Task — Set down all of the entries word for word, omitting the images they contain.

--- Start ---

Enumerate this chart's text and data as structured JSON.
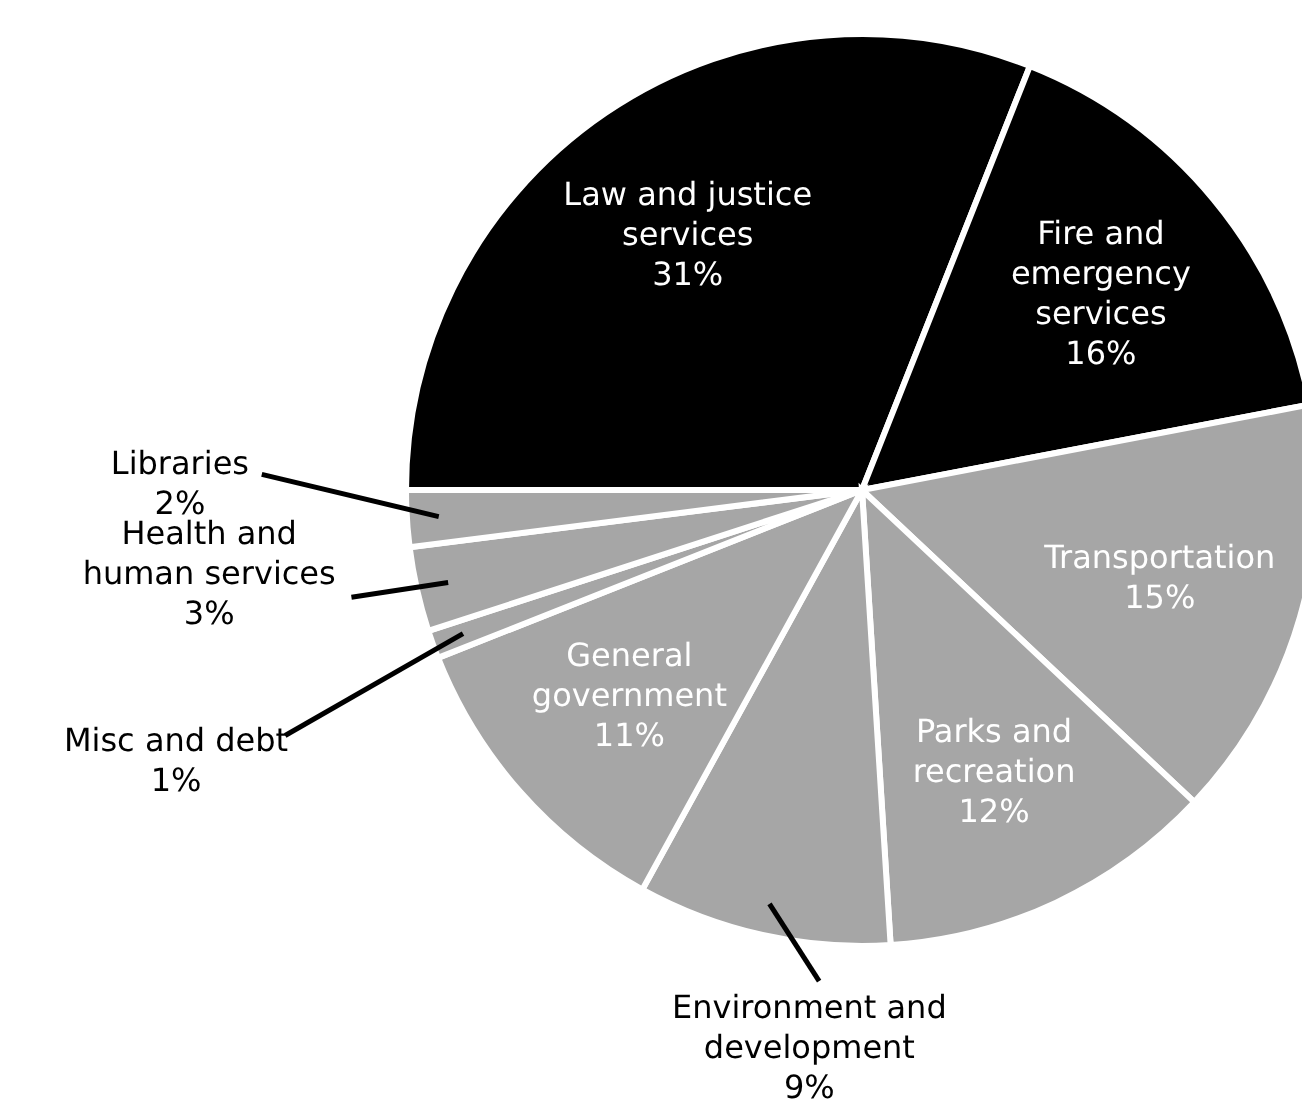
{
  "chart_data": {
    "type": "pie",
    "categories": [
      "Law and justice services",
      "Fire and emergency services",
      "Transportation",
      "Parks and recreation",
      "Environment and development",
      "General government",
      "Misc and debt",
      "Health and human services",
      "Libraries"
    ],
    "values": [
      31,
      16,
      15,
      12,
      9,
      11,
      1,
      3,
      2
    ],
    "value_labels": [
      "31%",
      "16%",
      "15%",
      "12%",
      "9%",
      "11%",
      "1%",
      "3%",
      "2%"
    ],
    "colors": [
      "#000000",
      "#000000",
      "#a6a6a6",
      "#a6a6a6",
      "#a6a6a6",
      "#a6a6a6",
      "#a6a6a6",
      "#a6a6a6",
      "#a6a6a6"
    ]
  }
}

--- End ---

Result below —
Enumerate this chart's text and data as structured JSON.
{
  "chart_data": {
    "type": "pie",
    "categories": [
      "Law and justice services",
      "Fire and emergency services",
      "Transportation",
      "Parks and recreation",
      "Environment and development",
      "General government",
      "Misc and debt",
      "Health and human services",
      "Libraries"
    ],
    "values": [
      31,
      16,
      15,
      12,
      9,
      11,
      1,
      3,
      2
    ],
    "value_labels": [
      "31%",
      "16%",
      "15%",
      "12%",
      "9%",
      "11%",
      "1%",
      "3%",
      "2%"
    ],
    "colors": [
      "#000000",
      "#000000",
      "#a6a6a6",
      "#a6a6a6",
      "#a6a6a6",
      "#a6a6a6",
      "#a6a6a6",
      "#a6a6a6",
      "#a6a6a6"
    ]
  }
}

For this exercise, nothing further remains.